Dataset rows
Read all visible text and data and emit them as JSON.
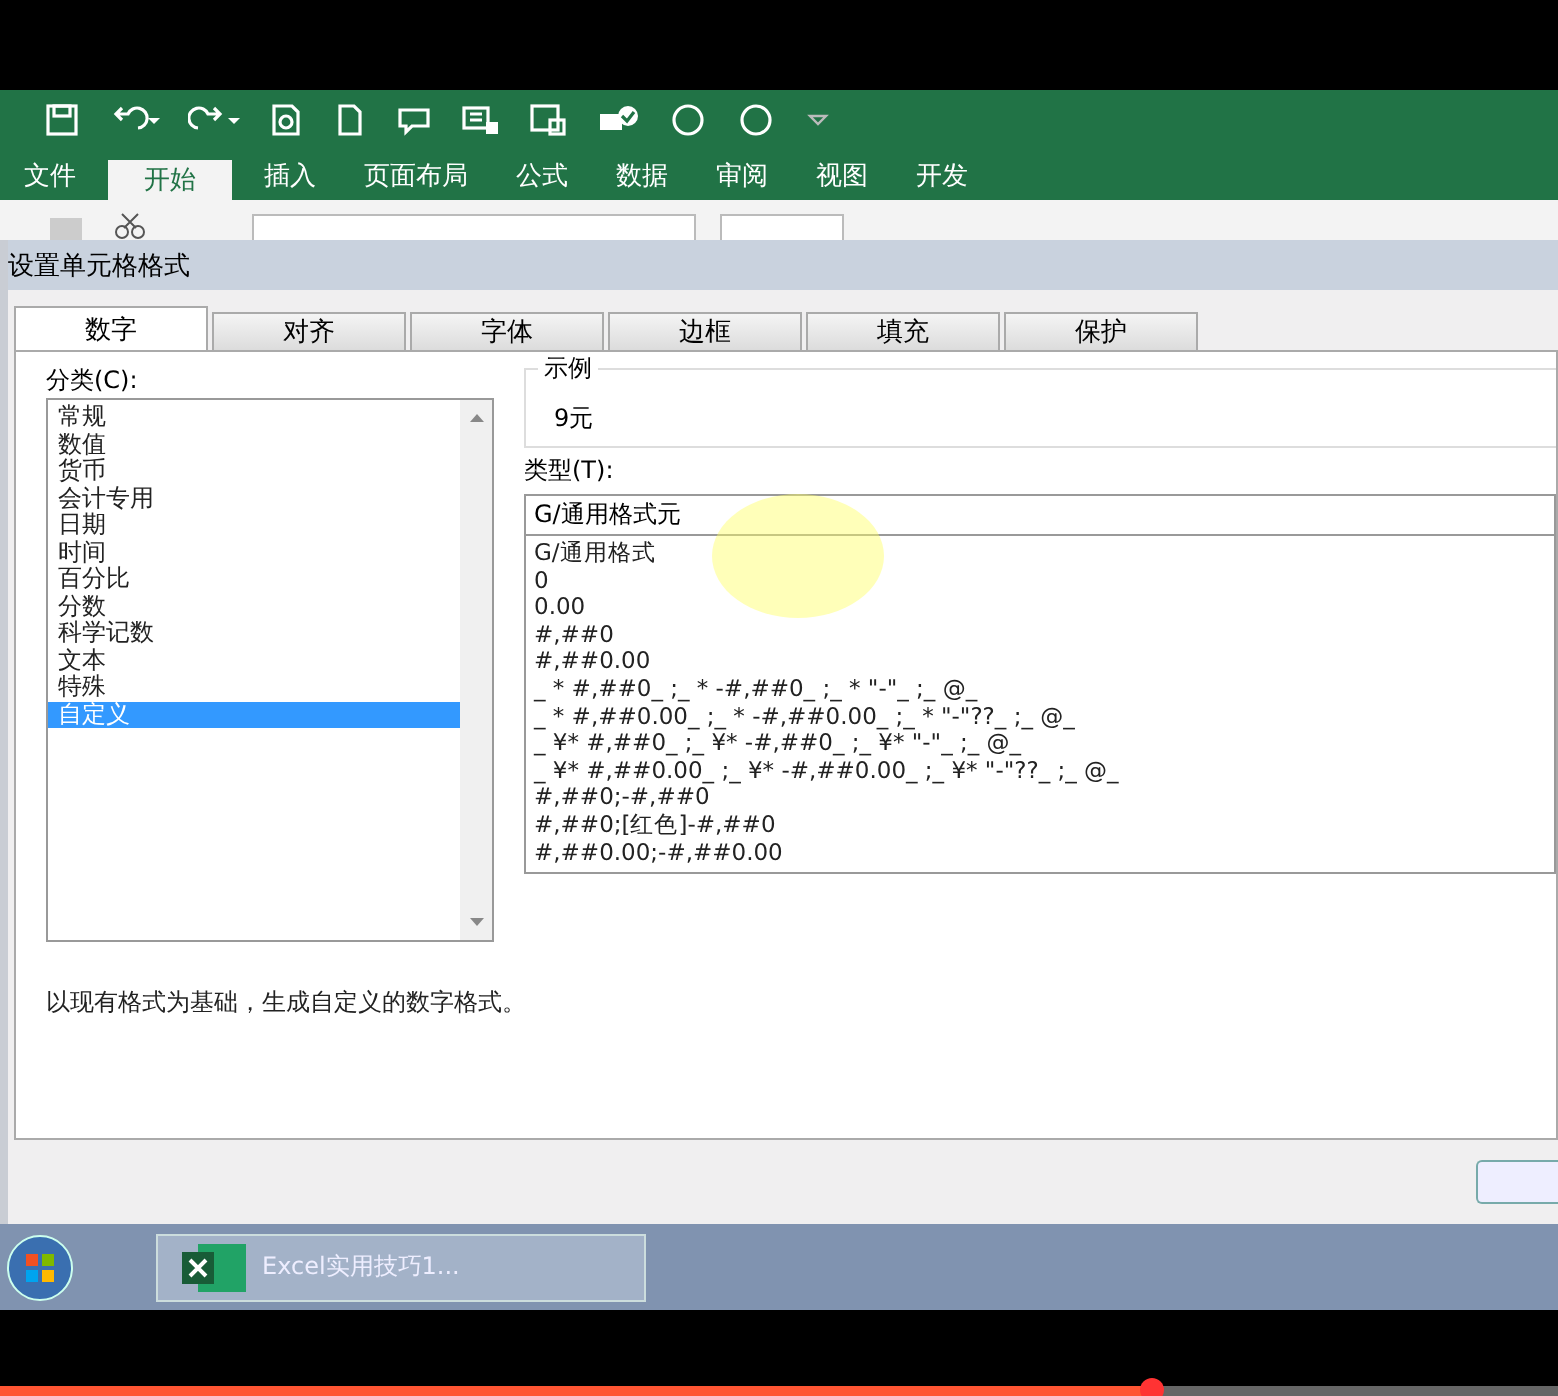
{
  "ribbon_tabs": [
    {
      "label": "文件",
      "selected": false
    },
    {
      "label": "开始",
      "selected": true
    },
    {
      "label": "插入",
      "selected": false
    },
    {
      "label": "页面布局",
      "selected": false
    },
    {
      "label": "公式",
      "selected": false
    },
    {
      "label": "数据",
      "selected": false
    },
    {
      "label": "审阅",
      "selected": false
    },
    {
      "label": "视图",
      "selected": false
    },
    {
      "label": "开发",
      "selected": false
    }
  ],
  "dialog": {
    "title": "设置单元格格式",
    "tabs": [
      {
        "label": "数字",
        "selected": true
      },
      {
        "label": "对齐",
        "selected": false
      },
      {
        "label": "字体",
        "selected": false
      },
      {
        "label": "边框",
        "selected": false
      },
      {
        "label": "填充",
        "selected": false
      },
      {
        "label": "保护",
        "selected": false
      }
    ],
    "category_label": "分类(C):",
    "categories": [
      {
        "label": "常规",
        "selected": false
      },
      {
        "label": "数值",
        "selected": false
      },
      {
        "label": "货币",
        "selected": false
      },
      {
        "label": "会计专用",
        "selected": false
      },
      {
        "label": "日期",
        "selected": false
      },
      {
        "label": "时间",
        "selected": false
      },
      {
        "label": "百分比",
        "selected": false
      },
      {
        "label": "分数",
        "selected": false
      },
      {
        "label": "科学记数",
        "selected": false
      },
      {
        "label": "文本",
        "selected": false
      },
      {
        "label": "特殊",
        "selected": false
      },
      {
        "label": "自定义",
        "selected": true
      }
    ],
    "sample": {
      "legend": "示例",
      "value": "9元"
    },
    "type_label": "类型(T):",
    "type_input": {
      "value": "G/通用格式元"
    },
    "type_list": [
      "G/通用格式",
      "0",
      "0.00",
      "#,##0",
      "#,##0.00",
      "_ * #,##0_ ;_ * -#,##0_ ;_ * \"-\"_ ;_ @_",
      "_ * #,##0.00_ ;_ * -#,##0.00_ ;_ * \"-\"??_ ;_ @_",
      "_ ¥* #,##0_ ;_ ¥* -#,##0_ ;_ ¥* \"-\"_ ;_ @_",
      "_ ¥* #,##0.00_ ;_ ¥* -#,##0.00_ ;_ ¥* \"-\"??_ ;_ @_",
      "#,##0;-#,##0",
      "#,##0;[红色]-#,##0",
      "#,##0.00;-#,##0.00"
    ],
    "description": "以现有格式为基础，生成自定义的数字格式。"
  },
  "taskbar": {
    "item": {
      "label": "Excel实用技巧1..."
    }
  },
  "video_progress": {
    "level": 0.74
  }
}
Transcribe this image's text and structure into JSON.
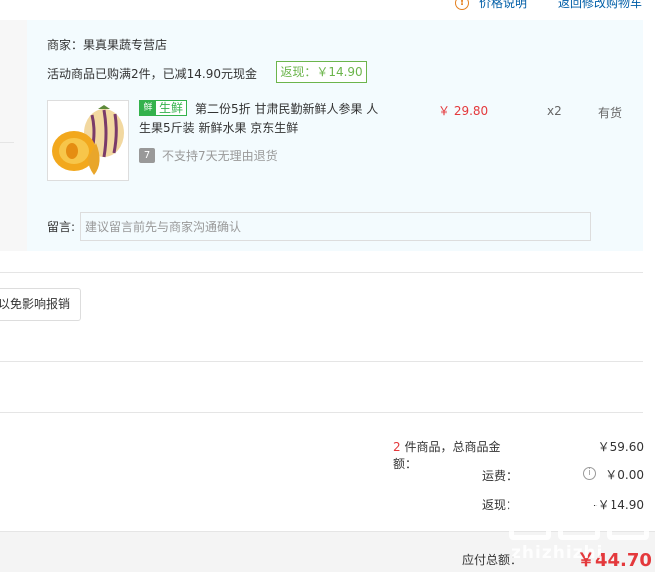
{
  "top": {
    "price_note": "价格说明",
    "back_to_cart": "返回修改购物车"
  },
  "order": {
    "shop_label": "商家：果真果蔬专营店",
    "promo": "活动商品已购满2件，已减14.90元现金",
    "cashback": "返现：￥14.90",
    "fresh_icon": "鲜",
    "fresh_tag": "生鲜",
    "title": "第二份5折 甘肃民勤新鲜人参果 人生果5斤装 新鲜水果 京东生鲜",
    "no_return": "不支持7天无理由退货",
    "no_return_icon": "7",
    "price": "￥ 29.80",
    "qty": "x2",
    "stock": "有货",
    "memo_label": "留言:",
    "memo_placeholder": "建议留言前先与商家沟通确认"
  },
  "invoice": {
    "button": "以免影响报销"
  },
  "summary": {
    "count": "2",
    "count_suffix": " 件商品，总商品金额：",
    "goods_total": "￥59.60",
    "shipping_label": "运费：",
    "shipping_value": "￥0.00",
    "cashback_label": "返现：",
    "cashback_value": "-￥14.90"
  },
  "total": {
    "label": "应付总额：",
    "value": "￥44.70"
  },
  "watermark": {
    "text": "zhizhizhi"
  },
  "colors": {
    "accent_red": "#e4393c",
    "fresh_green": "#34b24c",
    "cashback_green": "#6cb54c",
    "link_blue": "#005ea7",
    "panel_bg": "#f3fbfe"
  },
  "icons": {
    "warn": "warning-circle-icon",
    "info": "info-circle-icon",
    "fresh": "fresh-leaf-icon",
    "no_return": "no-7day-return-icon"
  }
}
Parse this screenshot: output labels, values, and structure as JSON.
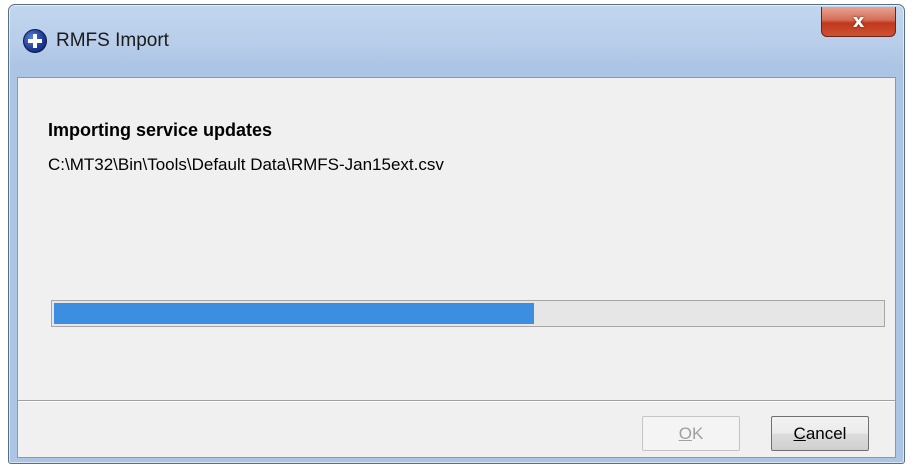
{
  "window": {
    "title": "RMFS Import",
    "close_glyph": "x"
  },
  "content": {
    "heading": "Importing service updates",
    "file_path": "C:\\MT32\\Bin\\Tools\\Default Data\\RMFS-Jan15ext.csv"
  },
  "progress": {
    "fraction": 0.58,
    "fill_color": "#3c8fe0"
  },
  "buttons": {
    "ok": {
      "accel": "O",
      "rest": "K",
      "enabled": false
    },
    "cancel": {
      "accel": "C",
      "rest": "ancel",
      "enabled": true
    }
  },
  "icons": {
    "app": "medical-cross-icon",
    "close": "close-icon"
  }
}
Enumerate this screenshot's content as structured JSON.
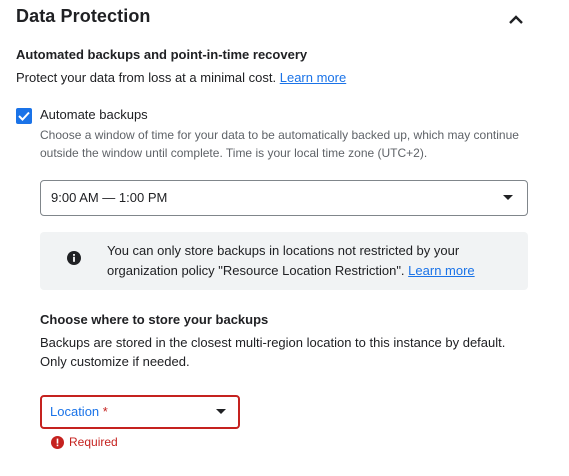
{
  "section": {
    "title": "Data Protection",
    "collapse_icon": "chevron-up-icon"
  },
  "backups": {
    "heading": "Automated backups and point-in-time recovery",
    "description": "Protect your data from loss at a minimal cost.",
    "learn_more": "Learn more",
    "automate": {
      "checked": true,
      "label": "Automate backups",
      "helper": "Choose a window of time for your data to be automatically backed up, which may continue outside the window until complete. Time is your local time zone (UTC+2)."
    },
    "window_select": {
      "value": "9:00 AM — 1:00 PM"
    }
  },
  "info": {
    "icon": "info-icon",
    "text": "You can only store backups in locations not restricted by your organization policy \"Resource Location Restriction\".",
    "learn_more": "Learn more"
  },
  "storage": {
    "heading": "Choose where to store your backups",
    "description": "Backups are stored in the closest multi-region location to this instance by default. Only customize if needed.",
    "location_select": {
      "label": "Location",
      "required_mark": "*"
    },
    "error": {
      "icon": "error-icon",
      "text": "Required"
    }
  },
  "colors": {
    "accent": "#1a73e8",
    "error": "#c5221f",
    "info_bg": "#f1f3f4"
  }
}
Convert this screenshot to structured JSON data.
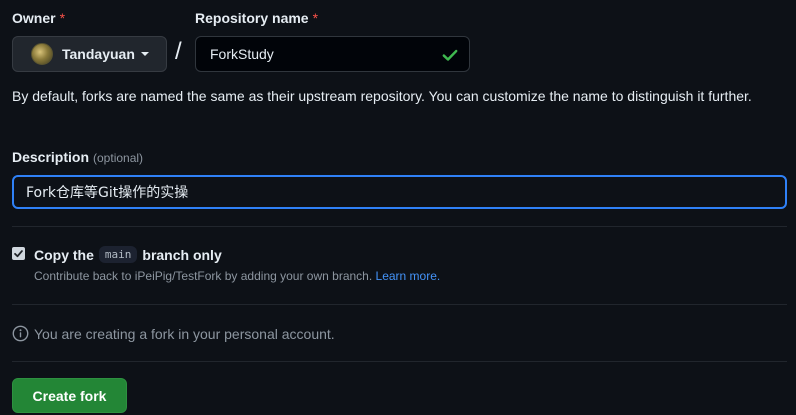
{
  "owner": {
    "label": "Owner",
    "required_mark": "*",
    "selected": "Tandayuan"
  },
  "repository": {
    "label": "Repository name",
    "required_mark": "*",
    "value": "ForkStudy",
    "separator": "/"
  },
  "hint_text": "By default, forks are named the same as their upstream repository. You can customize the name to distinguish it further.",
  "description": {
    "label": "Description",
    "optional": "(optional)",
    "value": "Fork仓库等Git操作的实操"
  },
  "copy_branch": {
    "checked": true,
    "label_before": "Copy the",
    "branch": "main",
    "label_after": "branch only",
    "sub_text": "Contribute back to iPeiPig/TestFork by adding your own branch.",
    "link": "Learn more."
  },
  "info_text": "You are creating a fork in your personal account.",
  "create_button": "Create fork",
  "colors": {
    "primary_button": "#238636",
    "focus_border": "#2f81f7",
    "required": "#f85149",
    "valid_check": "#3fb950",
    "link": "#4493f8"
  },
  "icons": [
    "avatar",
    "chevron-down-icon",
    "check-icon",
    "checkbox-check-icon",
    "info-icon"
  ]
}
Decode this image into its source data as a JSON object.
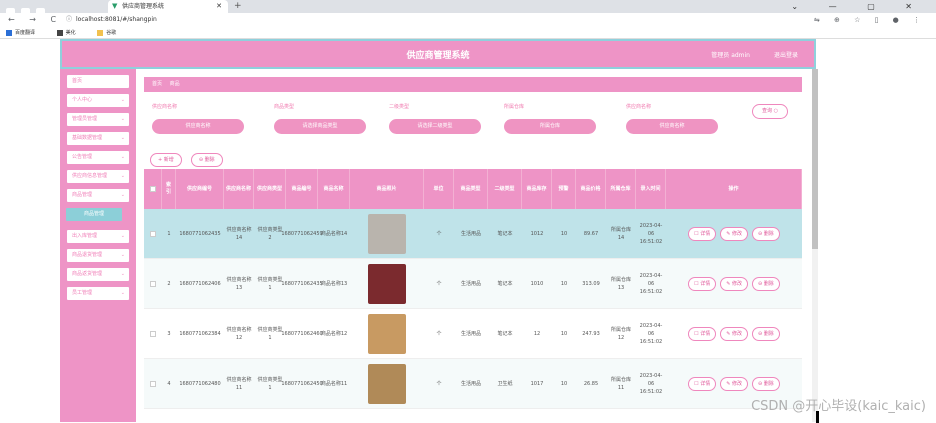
{
  "browser": {
    "tab_title": "供应商管理系统",
    "url": "localhost:8081/#/shangpin",
    "bookmarks": [
      "百度翻译",
      "美化",
      "谷歌"
    ]
  },
  "header": {
    "title": "供应商管理系统",
    "user": "管理员 admin",
    "logout": "退出登录"
  },
  "sidebar": {
    "items": [
      {
        "label": "首页",
        "chevron": false
      },
      {
        "label": "个人中心",
        "chevron": true
      },
      {
        "label": "管理员管理",
        "chevron": true
      },
      {
        "label": "基础数据管理",
        "chevron": true
      },
      {
        "label": "公告管理",
        "chevron": true
      },
      {
        "label": "供应商信息管理",
        "chevron": true
      },
      {
        "label": "商品管理",
        "chevron": true
      },
      {
        "label": "商品管理",
        "chevron": false,
        "active": true
      },
      {
        "label": "出入库管理",
        "chevron": true
      },
      {
        "label": "商品退货管理",
        "chevron": true
      },
      {
        "label": "商品返货管理",
        "chevron": true
      },
      {
        "label": "员工管理",
        "chevron": true
      }
    ]
  },
  "breadcrumb": [
    "首页",
    "商品"
  ],
  "filters": [
    {
      "label": "供应商名称",
      "placeholder": "供应商名称"
    },
    {
      "label": "商品类型",
      "placeholder": "请选择商品类型"
    },
    {
      "label": "二级类型",
      "placeholder": "请选择二级类型"
    },
    {
      "label": "所属仓库",
      "placeholder": "所属仓库"
    },
    {
      "label": "供应商名称",
      "placeholder": "供应商名称"
    }
  ],
  "search_label": "查询 ○",
  "add_label": "+ 新增",
  "delete_label": "⊖ 删除",
  "columns": [
    "索引",
    "供应商编号",
    "供应商名称",
    "供应商类型",
    "商品编号",
    "商品名称",
    "商品照片",
    "单位",
    "商品类型",
    "二级类型",
    "商品库存",
    "预警",
    "商品价格",
    "所属仓库",
    "录入时间",
    "操作"
  ],
  "op_labels": {
    "detail": "☐ 详情",
    "edit": "✎ 修改",
    "del": "⊖ 删除"
  },
  "rows": [
    {
      "idx": "1",
      "supplier_no": "1680771062435",
      "supplier_name": "供应商名称14",
      "supplier_type": "供应商类型2",
      "goods_no": "1680771062459",
      "goods_name": "商品名称14",
      "unit": "个",
      "goods_type": "生活用品",
      "sub_type": "笔记本",
      "stock": "1012",
      "warn": "10",
      "price": "89.67",
      "warehouse": "所属仓库14",
      "time": "2023-04-06 16:51:02",
      "thumb": "#b9b4ad"
    },
    {
      "idx": "2",
      "supplier_no": "1680771062406",
      "supplier_name": "供应商名称13",
      "supplier_type": "供应商类型1",
      "goods_no": "1680771062435",
      "goods_name": "商品名称13",
      "unit": "个",
      "goods_type": "生活用品",
      "sub_type": "笔记本",
      "stock": "1010",
      "warn": "10",
      "price": "313.09",
      "warehouse": "所属仓库13",
      "time": "2023-04-06 16:51:02",
      "thumb": "#7b2a2e"
    },
    {
      "idx": "3",
      "supplier_no": "1680771062384",
      "supplier_name": "供应商名称12",
      "supplier_type": "供应商类型1",
      "goods_no": "1680771062460",
      "goods_name": "商品名称12",
      "unit": "个",
      "goods_type": "生活用品",
      "sub_type": "笔记本",
      "stock": "12",
      "warn": "10",
      "price": "247.93",
      "warehouse": "所属仓库12",
      "time": "2023-04-06 16:51:02",
      "thumb": "#c89a62"
    },
    {
      "idx": "4",
      "supplier_no": "1680771062480",
      "supplier_name": "供应商名称11",
      "supplier_type": "供应商类型1",
      "goods_no": "1680771062450",
      "goods_name": "商品名称11",
      "unit": "个",
      "goods_type": "生活用品",
      "sub_type": "卫生纸",
      "stock": "1017",
      "warn": "10",
      "price": "26.85",
      "warehouse": "所属仓库11",
      "time": "2023-04-06 16:51:02",
      "thumb": "#b08a58"
    }
  ],
  "watermark": "CSDN @开心毕设(kaic_kaic)",
  "colors": {
    "pink": "#ee94c6",
    "teal": "#8fd0dc",
    "row_highlight": "#bfe3e9"
  }
}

- _WHAT IS BEING ASKED_
Say, as a single number and nothing more, how many lines of the entries contain the word "stock".

- _WRITTEN RESPONSE_
5